== Information provided

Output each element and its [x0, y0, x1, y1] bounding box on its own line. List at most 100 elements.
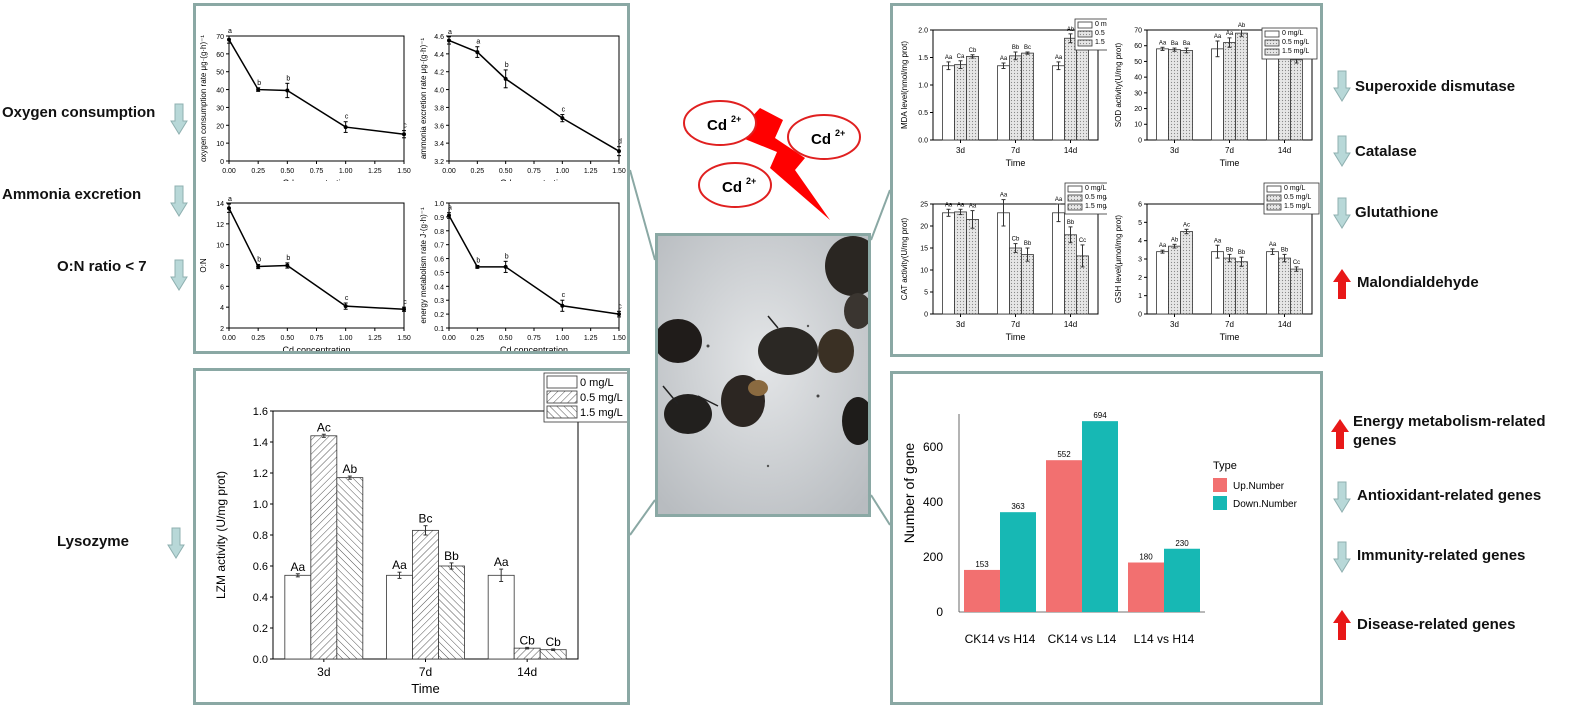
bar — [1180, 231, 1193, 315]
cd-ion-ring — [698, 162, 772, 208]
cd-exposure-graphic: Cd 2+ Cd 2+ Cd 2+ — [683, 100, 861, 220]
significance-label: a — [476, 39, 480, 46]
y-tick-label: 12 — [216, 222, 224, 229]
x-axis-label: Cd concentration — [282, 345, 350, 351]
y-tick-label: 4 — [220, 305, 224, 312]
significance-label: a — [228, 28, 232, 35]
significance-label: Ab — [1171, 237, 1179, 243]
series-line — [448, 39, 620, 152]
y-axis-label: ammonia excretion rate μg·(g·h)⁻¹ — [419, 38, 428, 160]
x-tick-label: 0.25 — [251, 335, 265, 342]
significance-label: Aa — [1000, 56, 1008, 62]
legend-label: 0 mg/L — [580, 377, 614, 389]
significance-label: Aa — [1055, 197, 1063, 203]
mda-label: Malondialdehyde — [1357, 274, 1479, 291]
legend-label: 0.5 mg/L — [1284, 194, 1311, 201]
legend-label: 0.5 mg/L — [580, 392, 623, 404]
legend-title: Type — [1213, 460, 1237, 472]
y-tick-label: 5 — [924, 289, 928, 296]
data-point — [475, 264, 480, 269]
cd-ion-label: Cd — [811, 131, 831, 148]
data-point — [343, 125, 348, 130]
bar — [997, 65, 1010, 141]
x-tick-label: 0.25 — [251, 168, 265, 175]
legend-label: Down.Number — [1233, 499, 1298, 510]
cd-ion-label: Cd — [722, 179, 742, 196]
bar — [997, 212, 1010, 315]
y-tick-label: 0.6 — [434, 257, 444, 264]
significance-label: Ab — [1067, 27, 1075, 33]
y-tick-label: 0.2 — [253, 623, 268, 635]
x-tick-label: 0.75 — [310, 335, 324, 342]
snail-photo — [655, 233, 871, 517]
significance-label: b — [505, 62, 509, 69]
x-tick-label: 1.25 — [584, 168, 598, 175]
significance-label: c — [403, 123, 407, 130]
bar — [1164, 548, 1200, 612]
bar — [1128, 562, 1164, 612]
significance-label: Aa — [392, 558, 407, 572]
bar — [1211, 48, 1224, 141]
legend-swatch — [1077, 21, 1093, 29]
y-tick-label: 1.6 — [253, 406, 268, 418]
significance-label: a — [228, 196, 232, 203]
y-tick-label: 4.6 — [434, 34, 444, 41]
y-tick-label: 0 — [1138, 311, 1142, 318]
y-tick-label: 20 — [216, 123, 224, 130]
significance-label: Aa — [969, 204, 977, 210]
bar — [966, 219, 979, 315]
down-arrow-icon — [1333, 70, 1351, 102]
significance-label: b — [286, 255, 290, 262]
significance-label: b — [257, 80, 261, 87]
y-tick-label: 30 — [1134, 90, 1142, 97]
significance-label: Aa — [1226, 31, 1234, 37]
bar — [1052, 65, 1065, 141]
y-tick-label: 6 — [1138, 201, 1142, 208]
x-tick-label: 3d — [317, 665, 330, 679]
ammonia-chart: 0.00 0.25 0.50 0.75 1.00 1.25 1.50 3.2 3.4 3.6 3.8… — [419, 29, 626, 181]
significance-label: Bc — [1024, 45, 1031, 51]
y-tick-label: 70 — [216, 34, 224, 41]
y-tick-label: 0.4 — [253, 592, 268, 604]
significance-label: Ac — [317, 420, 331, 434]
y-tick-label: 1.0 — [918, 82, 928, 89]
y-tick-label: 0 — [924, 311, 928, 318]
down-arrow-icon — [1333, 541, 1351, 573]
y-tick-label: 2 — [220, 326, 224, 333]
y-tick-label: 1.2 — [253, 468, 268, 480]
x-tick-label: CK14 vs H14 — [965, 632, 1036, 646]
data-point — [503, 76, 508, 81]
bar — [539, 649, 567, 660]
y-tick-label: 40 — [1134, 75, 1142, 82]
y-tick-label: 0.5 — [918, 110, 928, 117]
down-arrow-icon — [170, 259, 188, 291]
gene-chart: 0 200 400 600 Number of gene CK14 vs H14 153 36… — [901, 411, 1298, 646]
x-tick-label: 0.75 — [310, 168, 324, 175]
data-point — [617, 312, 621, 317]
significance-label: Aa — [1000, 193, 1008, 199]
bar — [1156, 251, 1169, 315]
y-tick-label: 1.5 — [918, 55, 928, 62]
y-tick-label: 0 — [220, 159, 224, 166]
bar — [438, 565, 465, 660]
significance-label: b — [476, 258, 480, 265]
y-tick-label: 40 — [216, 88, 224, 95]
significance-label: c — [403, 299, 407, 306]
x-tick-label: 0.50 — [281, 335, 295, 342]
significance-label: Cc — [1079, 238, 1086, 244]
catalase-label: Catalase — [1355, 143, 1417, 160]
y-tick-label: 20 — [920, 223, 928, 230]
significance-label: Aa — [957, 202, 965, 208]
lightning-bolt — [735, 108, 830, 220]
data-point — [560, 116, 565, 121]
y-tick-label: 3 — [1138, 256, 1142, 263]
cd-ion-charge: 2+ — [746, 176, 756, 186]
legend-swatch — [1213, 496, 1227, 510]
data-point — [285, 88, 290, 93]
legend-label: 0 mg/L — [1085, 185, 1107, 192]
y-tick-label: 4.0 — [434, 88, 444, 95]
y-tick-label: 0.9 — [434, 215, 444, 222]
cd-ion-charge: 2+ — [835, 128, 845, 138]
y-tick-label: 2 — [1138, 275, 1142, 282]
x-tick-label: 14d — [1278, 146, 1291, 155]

====
== Information provided

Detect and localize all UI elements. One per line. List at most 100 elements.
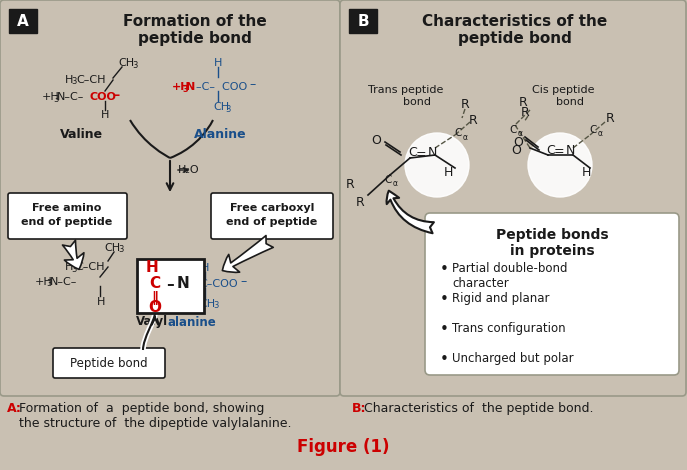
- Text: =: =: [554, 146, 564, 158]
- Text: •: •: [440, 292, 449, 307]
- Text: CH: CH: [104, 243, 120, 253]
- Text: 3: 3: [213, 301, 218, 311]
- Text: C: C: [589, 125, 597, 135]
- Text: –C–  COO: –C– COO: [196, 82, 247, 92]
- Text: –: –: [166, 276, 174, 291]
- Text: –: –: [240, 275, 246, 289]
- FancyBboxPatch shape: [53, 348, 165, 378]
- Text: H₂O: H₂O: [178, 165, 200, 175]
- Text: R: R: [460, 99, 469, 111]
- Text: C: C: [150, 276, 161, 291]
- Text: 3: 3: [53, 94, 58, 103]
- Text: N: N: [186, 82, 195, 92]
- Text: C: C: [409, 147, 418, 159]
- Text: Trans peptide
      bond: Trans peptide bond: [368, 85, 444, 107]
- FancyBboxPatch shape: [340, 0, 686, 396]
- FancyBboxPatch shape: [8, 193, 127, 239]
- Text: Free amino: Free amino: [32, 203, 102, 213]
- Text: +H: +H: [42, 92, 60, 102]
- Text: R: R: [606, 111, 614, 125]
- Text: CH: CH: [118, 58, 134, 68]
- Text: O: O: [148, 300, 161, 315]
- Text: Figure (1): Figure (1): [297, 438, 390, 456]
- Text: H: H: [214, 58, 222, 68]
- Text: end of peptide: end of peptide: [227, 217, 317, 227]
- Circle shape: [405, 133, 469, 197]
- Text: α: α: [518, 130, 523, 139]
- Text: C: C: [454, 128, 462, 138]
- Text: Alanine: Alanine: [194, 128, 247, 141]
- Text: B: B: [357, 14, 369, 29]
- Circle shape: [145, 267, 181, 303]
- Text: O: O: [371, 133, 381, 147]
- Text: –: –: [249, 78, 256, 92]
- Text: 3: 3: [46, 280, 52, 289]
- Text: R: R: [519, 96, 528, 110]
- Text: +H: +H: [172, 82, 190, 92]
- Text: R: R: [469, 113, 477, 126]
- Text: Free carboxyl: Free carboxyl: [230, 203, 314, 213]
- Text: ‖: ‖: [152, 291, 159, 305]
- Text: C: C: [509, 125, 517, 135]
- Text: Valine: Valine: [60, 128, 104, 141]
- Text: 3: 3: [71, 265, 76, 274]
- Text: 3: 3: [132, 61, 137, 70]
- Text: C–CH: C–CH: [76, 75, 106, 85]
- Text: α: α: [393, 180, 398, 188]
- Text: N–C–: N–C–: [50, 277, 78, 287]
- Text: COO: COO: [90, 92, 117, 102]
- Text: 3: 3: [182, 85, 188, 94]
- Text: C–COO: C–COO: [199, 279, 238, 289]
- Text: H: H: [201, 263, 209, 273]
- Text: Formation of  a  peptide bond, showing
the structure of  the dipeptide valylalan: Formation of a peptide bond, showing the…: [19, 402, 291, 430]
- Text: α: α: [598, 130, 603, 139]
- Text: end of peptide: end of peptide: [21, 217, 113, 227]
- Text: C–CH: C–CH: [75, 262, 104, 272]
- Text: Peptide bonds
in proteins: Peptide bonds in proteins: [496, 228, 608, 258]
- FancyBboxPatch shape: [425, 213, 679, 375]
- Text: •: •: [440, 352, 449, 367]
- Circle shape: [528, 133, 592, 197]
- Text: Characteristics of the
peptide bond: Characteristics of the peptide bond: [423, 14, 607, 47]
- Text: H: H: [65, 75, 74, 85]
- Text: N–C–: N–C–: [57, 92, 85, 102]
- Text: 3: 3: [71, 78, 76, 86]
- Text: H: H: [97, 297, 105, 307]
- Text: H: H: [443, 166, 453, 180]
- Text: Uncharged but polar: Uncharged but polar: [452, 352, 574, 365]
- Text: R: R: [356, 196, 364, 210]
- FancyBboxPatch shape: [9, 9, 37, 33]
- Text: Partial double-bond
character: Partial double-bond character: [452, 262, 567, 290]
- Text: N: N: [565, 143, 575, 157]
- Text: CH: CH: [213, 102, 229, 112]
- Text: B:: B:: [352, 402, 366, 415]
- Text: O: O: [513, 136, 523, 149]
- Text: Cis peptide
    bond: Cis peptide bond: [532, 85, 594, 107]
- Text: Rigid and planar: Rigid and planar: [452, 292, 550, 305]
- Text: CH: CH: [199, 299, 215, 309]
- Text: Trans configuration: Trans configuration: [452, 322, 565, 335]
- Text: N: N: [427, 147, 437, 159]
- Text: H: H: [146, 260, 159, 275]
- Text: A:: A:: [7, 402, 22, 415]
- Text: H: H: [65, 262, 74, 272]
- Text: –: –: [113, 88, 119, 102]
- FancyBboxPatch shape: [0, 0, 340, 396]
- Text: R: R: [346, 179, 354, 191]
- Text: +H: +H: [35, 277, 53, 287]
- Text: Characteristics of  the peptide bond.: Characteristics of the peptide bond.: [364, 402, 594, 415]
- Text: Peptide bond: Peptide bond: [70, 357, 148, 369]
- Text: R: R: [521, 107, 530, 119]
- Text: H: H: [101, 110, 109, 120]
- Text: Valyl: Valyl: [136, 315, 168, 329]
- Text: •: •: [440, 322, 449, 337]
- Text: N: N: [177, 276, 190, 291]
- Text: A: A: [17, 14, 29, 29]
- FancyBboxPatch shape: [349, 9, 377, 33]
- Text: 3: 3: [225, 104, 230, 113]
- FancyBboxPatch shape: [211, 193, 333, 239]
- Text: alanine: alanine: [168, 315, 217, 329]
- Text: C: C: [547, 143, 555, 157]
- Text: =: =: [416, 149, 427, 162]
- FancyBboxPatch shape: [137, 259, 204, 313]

====

## Your instructions
Count the lines above in which the string "data" occurs, and write the number with no other text.

## Reply
6